(Element placement listing)
+++

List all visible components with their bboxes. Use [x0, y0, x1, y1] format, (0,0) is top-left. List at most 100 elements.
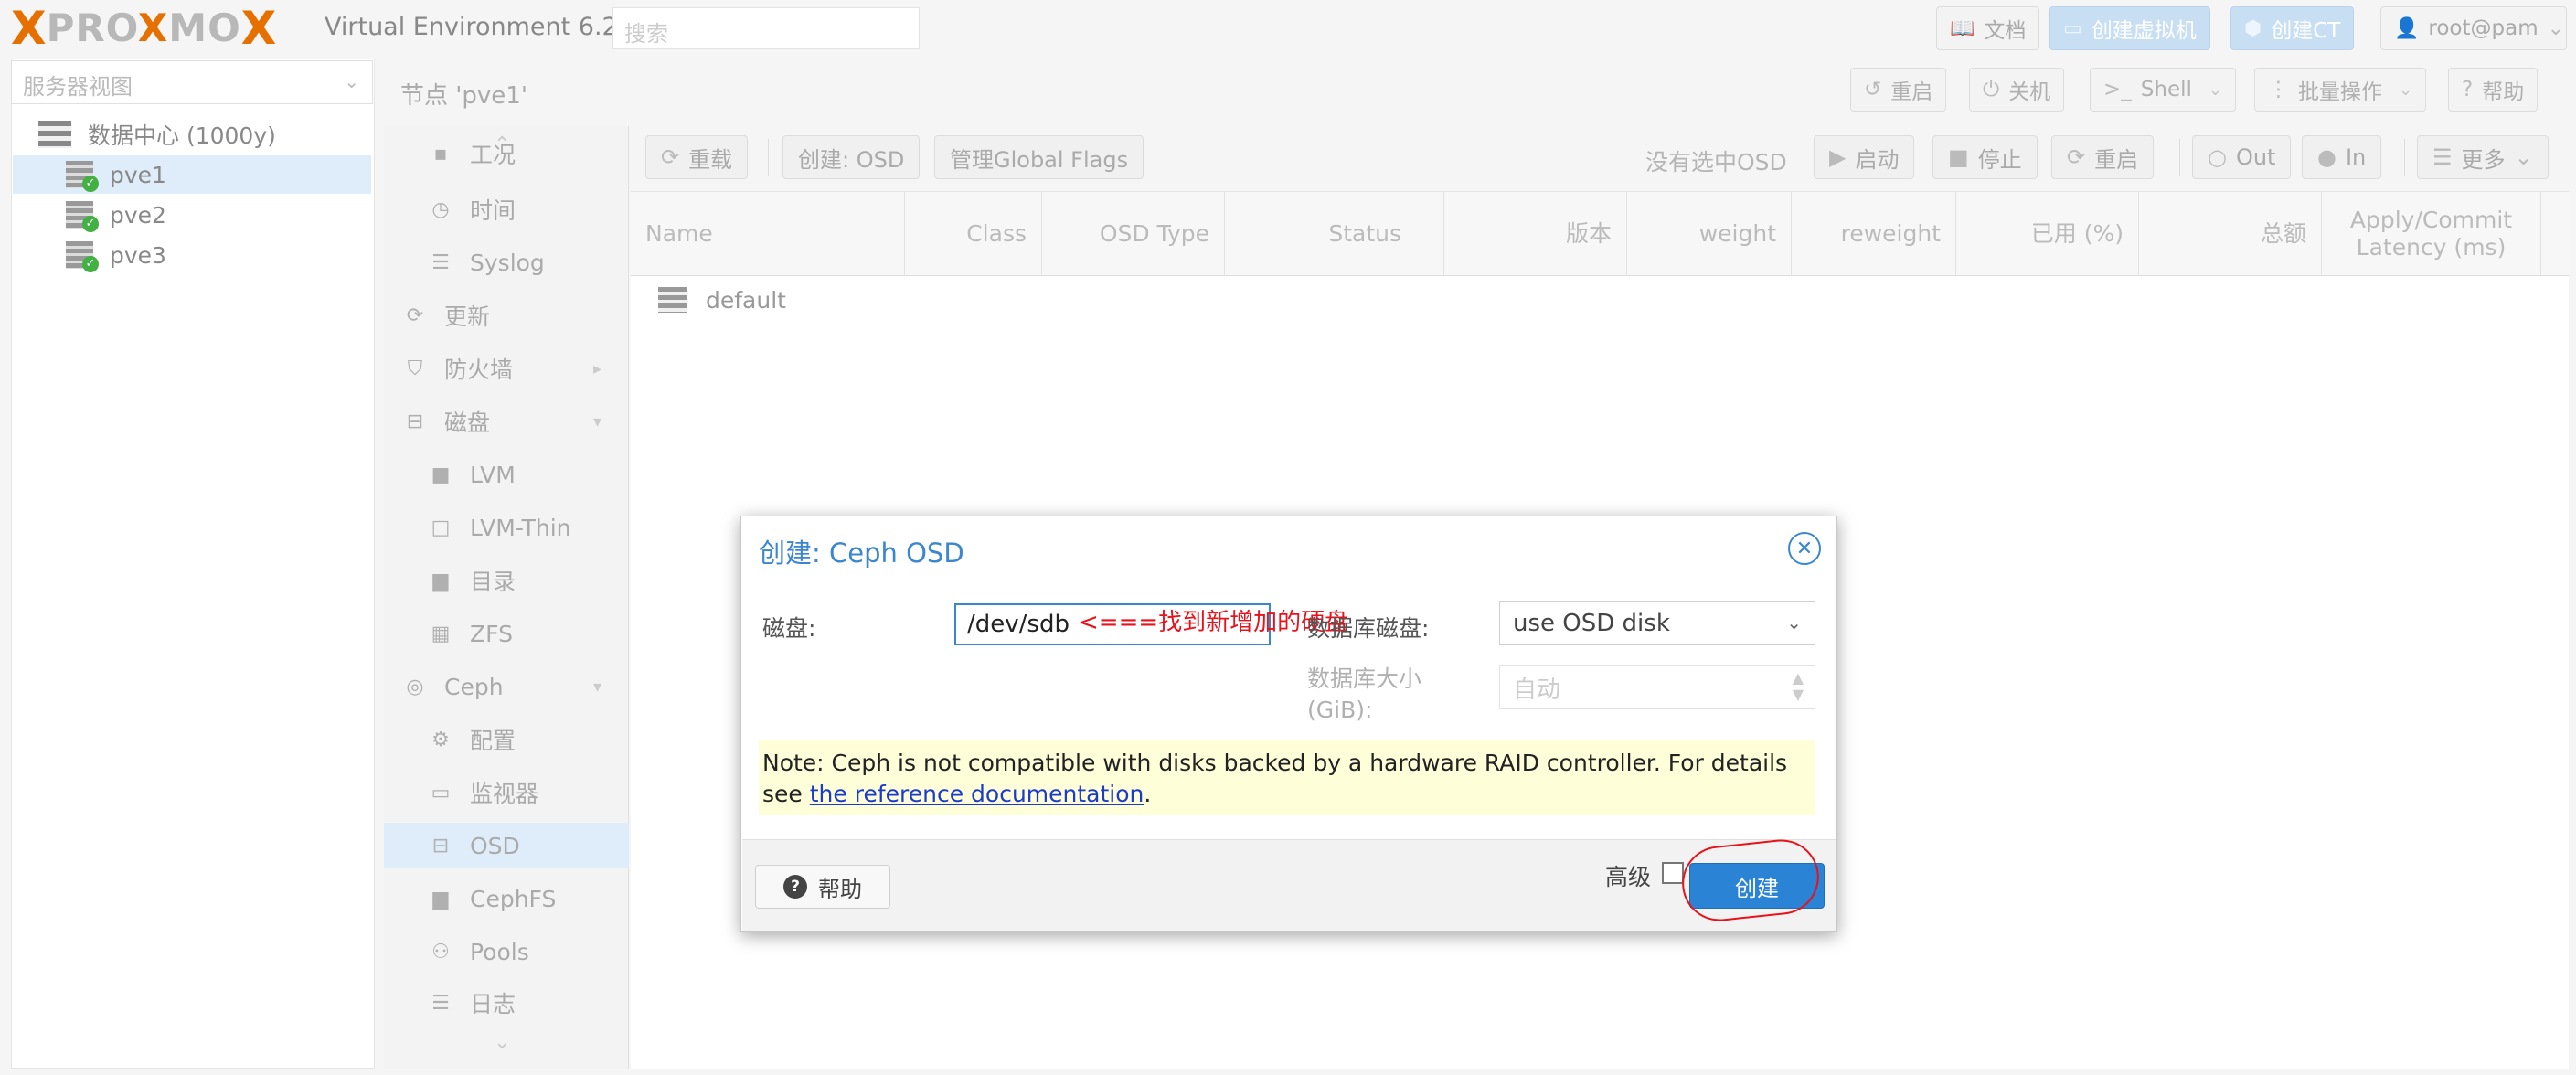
hdd-icon: ⊟: [406, 410, 424, 433]
nav-item-syslog[interactable]: ☰ Syslog: [384, 239, 629, 285]
server-online-icon: ✓: [66, 161, 99, 192]
column-header-name[interactable]: Name: [631, 192, 905, 276]
chevron-down-icon: ⌄: [1786, 612, 1802, 633]
tree-datacenter[interactable]: 数据中心 (1000y): [13, 115, 371, 154]
nav-item-lvm-thin[interactable]: □ LVM-Thin: [384, 505, 629, 550]
clock-icon: ◷: [431, 197, 450, 221]
column-header-weight[interactable]: weight: [1627, 192, 1792, 276]
spinner-arrows-icon[interactable]: ▲ ▼: [1793, 670, 1804, 703]
chevron-down-icon: ⌄: [2399, 80, 2413, 100]
nav-item-disks[interactable]: ⊟ 磁盘 ▾: [384, 399, 629, 444]
square-icon: ■: [431, 463, 451, 486]
help-button[interactable]: ? 帮助: [2448, 68, 2539, 112]
reference-doc-link[interactable]: the reference documentation: [810, 781, 1144, 807]
view-selector[interactable]: 服务器视图 ⌄: [11, 60, 373, 104]
in-button[interactable]: ● In: [2302, 135, 2382, 179]
nav-item-firewall[interactable]: ⛉ 防火墙 ▸: [384, 346, 629, 391]
sitemap-icon: ⚇: [431, 940, 450, 963]
refresh-icon: ⟳: [406, 303, 424, 327]
search-input[interactable]: 搜索: [612, 7, 920, 49]
ceph-icon: ◎: [406, 675, 424, 698]
square-outline-icon: □: [431, 516, 451, 539]
shutdown-button[interactable]: ⏻ 关机: [1969, 68, 2065, 112]
tree-node-pve3[interactable]: ✓ pve3: [13, 236, 371, 274]
raid-warning-note: Note: Ceph is not compatible with disks …: [759, 740, 1815, 815]
column-header-latency[interactable]: Apply/Commit Latency (ms): [2322, 192, 2541, 276]
more-button[interactable]: ☰ 更多 ⌄: [2417, 135, 2549, 179]
db-disk-select[interactable]: use OSD disk ⌄: [1499, 601, 1815, 645]
scroll-down-icon[interactable]: ⌄: [494, 1031, 510, 1054]
dialog-footer: [742, 839, 1836, 931]
db-size-spinner[interactable]: 自动 ▲ ▼: [1499, 665, 1815, 709]
chevron-down-icon: ⌄: [344, 70, 359, 92]
advanced-label: 高级: [1605, 864, 1652, 890]
nav-item-directory[interactable]: ▆ 目录: [384, 558, 629, 603]
shell-button[interactable]: >_ Shell ⌄: [2090, 68, 2236, 112]
nav-item-zfs[interactable]: ▦ ZFS: [384, 611, 629, 656]
shield-icon: ⛉: [407, 357, 423, 380]
nav-item-config[interactable]: ⚙ 配置: [384, 717, 629, 762]
chevron-down-icon: ⌄: [2208, 80, 2222, 100]
circle-icon: ●: [2317, 144, 2336, 170]
nav-item-monitor[interactable]: ▭ 监视器: [384, 770, 629, 815]
chevron-down-icon: ⌄: [2514, 144, 2533, 170]
tree-node-pve1[interactable]: ✓ pve1: [13, 155, 371, 194]
bulk-actions-button[interactable]: ⋮ 批量操作 ⌄: [2254, 68, 2427, 112]
global-flags-button[interactable]: 管理Global Flags: [934, 135, 1144, 179]
close-icon[interactable]: ✕: [1788, 532, 1821, 565]
column-header-status[interactable]: Status: [1225, 192, 1444, 276]
logo-x: X: [11, 2, 47, 55]
advanced-checkbox[interactable]: [1662, 862, 1684, 884]
nav-item-ceph[interactable]: ◎ Ceph ▾: [384, 664, 629, 709]
datacenter-icon: [38, 121, 71, 148]
nav-item-log[interactable]: ☰ 日志: [384, 980, 629, 1026]
start-button[interactable]: ▶ 启动: [1814, 135, 1915, 179]
restart-button[interactable]: ⟳ 重启: [2051, 135, 2155, 179]
server-online-icon: ✓: [66, 201, 99, 232]
desktop-icon: ▭: [2063, 16, 2082, 40]
no-selection-label: 没有选中OSD: [1645, 149, 1787, 176]
desktop-icon: ▭: [431, 781, 451, 804]
folder-icon: ▆: [432, 569, 449, 592]
tree-node-pve2[interactable]: ✓ pve2: [13, 196, 371, 234]
table-row[interactable]: default: [658, 282, 786, 318]
create-osd-button[interactable]: 创建: OSD: [782, 135, 921, 179]
nav-item-pools[interactable]: ⚇ Pools: [384, 929, 629, 974]
terminal-icon: >_: [2103, 78, 2132, 101]
column-header-reweight[interactable]: reweight: [1792, 192, 1956, 276]
chevron-down-icon: ▾: [592, 411, 601, 431]
refresh-icon: ⟳: [2067, 144, 2086, 170]
column-header-class[interactable]: Class: [905, 192, 1042, 276]
reload-button[interactable]: ⟳ 重载: [645, 135, 749, 179]
dialog-help-button[interactable]: ? 帮助: [755, 865, 890, 909]
docs-button[interactable]: 📖 文档: [1936, 6, 2040, 50]
column-header-osd-type[interactable]: OSD Type: [1042, 192, 1225, 276]
column-header-used[interactable]: 已用 (%): [1956, 192, 2139, 276]
stop-button[interactable]: ■ 停止: [1932, 135, 2038, 179]
nav-item-osd[interactable]: ⊟ OSD: [384, 823, 629, 868]
chevron-down-icon: ⌄: [2547, 16, 2565, 40]
toolbar-separator: [768, 139, 769, 176]
reboot-button[interactable]: ↺ 重启: [1850, 68, 1947, 112]
user-menu-button[interactable]: 👤 root@pam ⌄: [2380, 6, 2567, 50]
nav-item-cephfs[interactable]: ▆ CephFS: [384, 876, 629, 921]
hdd-icon: ⊟: [431, 834, 450, 857]
nav-item-lvm[interactable]: ■ LVM: [384, 452, 629, 497]
question-icon: ?: [783, 875, 807, 899]
nav-item-updates[interactable]: ⟳ 更新: [384, 293, 629, 338]
play-icon: ▶: [1829, 144, 1847, 170]
circle-outline-icon: ○: [2208, 144, 2227, 170]
question-icon: ?: [2462, 78, 2474, 101]
column-header-total[interactable]: 总额: [2139, 192, 2322, 276]
disk-label: 磁盘:: [762, 615, 816, 642]
undo-icon: ↺: [1864, 78, 1882, 101]
chevron-right-icon: ▸: [592, 358, 601, 378]
out-button[interactable]: ○ Out: [2192, 135, 2292, 179]
nav-item-time[interactable]: ◷ 时间: [384, 186, 629, 232]
logo-wordmark: PROXMO: [46, 5, 241, 50]
nav-item-partial[interactable]: ▪ 工况: [384, 139, 629, 168]
create-vm-button[interactable]: ▭ 创建虚拟机: [2049, 6, 2210, 50]
proxmox-logo[interactable]: X PROXMO X: [11, 4, 276, 53]
column-header-version[interactable]: 版本: [1444, 192, 1627, 276]
create-ct-button[interactable]: ⬢ 创建CT: [2230, 6, 2355, 50]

+++

SET PROBLEM: Please transcribe the listing above line for line, leaving out the pictures.

IN RESPONSE:
List all visible components with their bboxes. Use [x0, y0, x1, y1] format, (0,0) is top-left. List at most 100 elements.
hdd-icon: ⊟: [406, 410, 424, 433]
nav-item-syslog[interactable]: ☰ Syslog: [384, 239, 629, 285]
server-online-icon: ✓: [66, 161, 99, 192]
column-header-name[interactable]: Name: [631, 192, 905, 276]
chevron-down-icon: ⌄: [1786, 612, 1802, 633]
tree-datacenter[interactable]: 数据中心 (1000y): [13, 115, 371, 154]
nav-item-lvm-thin[interactable]: □ LVM-Thin: [384, 505, 629, 550]
clock-icon: ◷: [431, 197, 450, 221]
column-header-weight[interactable]: weight: [1627, 192, 1792, 276]
spinner-arrows-icon[interactable]: ▲ ▼: [1793, 670, 1804, 703]
chevron-down-icon: ⌄: [2399, 80, 2413, 100]
nav-item-disks[interactable]: ⊟ 磁盘 ▾: [384, 399, 629, 444]
square-icon: ■: [431, 463, 451, 486]
help-button[interactable]: ? 帮助: [2448, 68, 2539, 112]
reference-doc-link[interactable]: the reference documentation: [810, 781, 1144, 807]
view-selector[interactable]: 服务器视图 ⌄: [11, 60, 373, 104]
in-button[interactable]: ● In: [2302, 135, 2382, 179]
nav-item-firewall[interactable]: ⛉ 防火墙 ▸: [384, 346, 629, 391]
sitemap-icon: ⚇: [431, 940, 450, 963]
refresh-icon: ⟳: [406, 303, 424, 327]
search-input[interactable]: 搜索: [612, 7, 920, 49]
ceph-icon: ◎: [406, 675, 424, 698]
square-outline-icon: □: [431, 516, 451, 539]
shutdown-button[interactable]: ⏻ 关机: [1969, 68, 2065, 112]
tree-node-pve3[interactable]: ✓ pve3: [13, 236, 371, 274]
raid-warning-note: Note: Ceph is not compatible with disks …: [759, 740, 1815, 815]
column-header-latency[interactable]: Apply/Commit Latency (ms): [2322, 192, 2541, 276]
more-button[interactable]: ☰ 更多 ⌄: [2417, 135, 2549, 179]
db-disk-select[interactable]: use OSD disk ⌄: [1499, 601, 1815, 645]
scroll-down-icon[interactable]: ⌄: [494, 1031, 510, 1054]
dialog-footer: [742, 839, 1836, 931]
db-size-spinner[interactable]: 自动 ▲ ▼: [1499, 665, 1815, 709]
chevron-down-icon: ⌄: [344, 70, 359, 92]
advanced-label: 高级: [1605, 864, 1652, 890]
nav-item-directory[interactable]: ▆ 目录: [384, 558, 629, 603]
shell-button[interactable]: >_ Shell ⌄: [2090, 68, 2236, 112]
nav-item-zfs[interactable]: ▦ ZFS: [384, 611, 629, 656]
shield-icon: ⛉: [407, 357, 423, 380]
nav-item-config[interactable]: ⚙ 配置: [384, 717, 629, 762]
chevron-down-icon: ⌄: [2208, 80, 2222, 100]
circle-icon: ●: [2317, 144, 2336, 170]
nav-item-monitor[interactable]: ▭ 监视器: [384, 770, 629, 815]
chevron-down-icon: ⌄: [2514, 144, 2533, 170]
tree-node-pve1[interactable]: ✓ pve1: [13, 155, 371, 194]
bulk-actions-button[interactable]: ⋮ 批量操作 ⌄: [2254, 68, 2427, 112]
global-flags-button[interactable]: 管理Global Flags: [934, 135, 1144, 179]
close-icon[interactable]: ✕: [1788, 532, 1821, 565]
column-header-status[interactable]: Status: [1225, 192, 1444, 276]
logo-x: X: [11, 2, 47, 55]
advanced-checkbox[interactable]: [1662, 862, 1684, 884]
nav-item-ceph[interactable]: ◎ Ceph ▾: [384, 664, 629, 709]
datacenter-icon: [38, 121, 71, 148]
nav-item-log[interactable]: ☰ 日志: [384, 980, 629, 1026]
start-button[interactable]: ▶ 启动: [1814, 135, 1915, 179]
restart-button[interactable]: ⟳ 重启: [2051, 135, 2155, 179]
server-online-icon: ✓: [66, 201, 99, 232]
desktop-icon: ▭: [2063, 16, 2082, 40]
no-selection-label: 没有选中OSD: [1645, 149, 1787, 176]
desktop-icon: ▭: [431, 781, 451, 804]
folder-icon: ▆: [432, 569, 449, 592]
tree-node-pve2[interactable]: ✓ pve2: [13, 196, 371, 234]
table-row[interactable]: default: [658, 282, 786, 318]
create-osd-button[interactable]: 创建: OSD: [782, 135, 921, 179]
nav-item-pools[interactable]: ⚇ Pools: [384, 929, 629, 974]
terminal-icon: >_: [2103, 78, 2132, 101]
column-header-reweight[interactable]: reweight: [1792, 192, 1956, 276]
chevron-down-icon: ▾: [592, 411, 601, 431]
refresh-icon: ⟳: [2067, 144, 2086, 170]
column-header-class[interactable]: Class: [905, 192, 1042, 276]
reload-button[interactable]: ⟳ 重载: [645, 135, 749, 179]
dialog-help-button[interactable]: ? 帮助: [755, 865, 890, 909]
docs-button[interactable]: 📖 文档: [1936, 6, 2040, 50]
column-header-osd-type[interactable]: OSD Type: [1042, 192, 1225, 276]
column-header-used[interactable]: 已用 (%): [1956, 192, 2139, 276]
stop-button[interactable]: ■ 停止: [1932, 135, 2038, 179]
nav-item-osd[interactable]: ⊟ OSD: [384, 823, 629, 868]
chevron-down-icon: ⌄: [2547, 16, 2565, 40]
toolbar-separator: [768, 139, 769, 176]
reboot-button[interactable]: ↺ 重启: [1850, 68, 1947, 112]
user-menu-button[interactable]: 👤 root@pam ⌄: [2380, 6, 2567, 50]
nav-item-cephfs[interactable]: ▆ CephFS: [384, 876, 629, 921]
hdd-icon: ⊟: [431, 834, 450, 857]
nav-item-lvm[interactable]: ■ LVM: [384, 452, 629, 497]
question-icon: ?: [783, 875, 807, 899]
nav-item-updates[interactable]: ⟳ 更新: [384, 293, 629, 338]
play-icon: ▶: [1829, 144, 1847, 170]
circle-outline-icon: ○: [2208, 144, 2227, 170]
question-icon: ?: [2462, 78, 2474, 101]
column-header-total[interactable]: 总额: [2139, 192, 2322, 276]
disk-label: 磁盘:: [762, 615, 816, 642]
undo-icon: ↺: [1864, 78, 1882, 101]
chevron-right-icon: ▸: [592, 358, 601, 378]
out-button[interactable]: ○ Out: [2192, 135, 2292, 179]
nav-item-time[interactable]: ◷ 时间: [384, 186, 629, 232]
logo-wordmark: PROXMO: [46, 5, 241, 50]
nav-item-partial[interactable]: ▪ 工况: [384, 139, 629, 168]
create-vm-button[interactable]: ▭ 创建虚拟机: [2049, 6, 2210, 50]
proxmox-logo[interactable]: X PROXMO X: [11, 4, 276, 53]
column-header-version[interactable]: 版本: [1444, 192, 1627, 276]
create-ct-button[interactable]: ⬢ 创建CT: [2230, 6, 2355, 50]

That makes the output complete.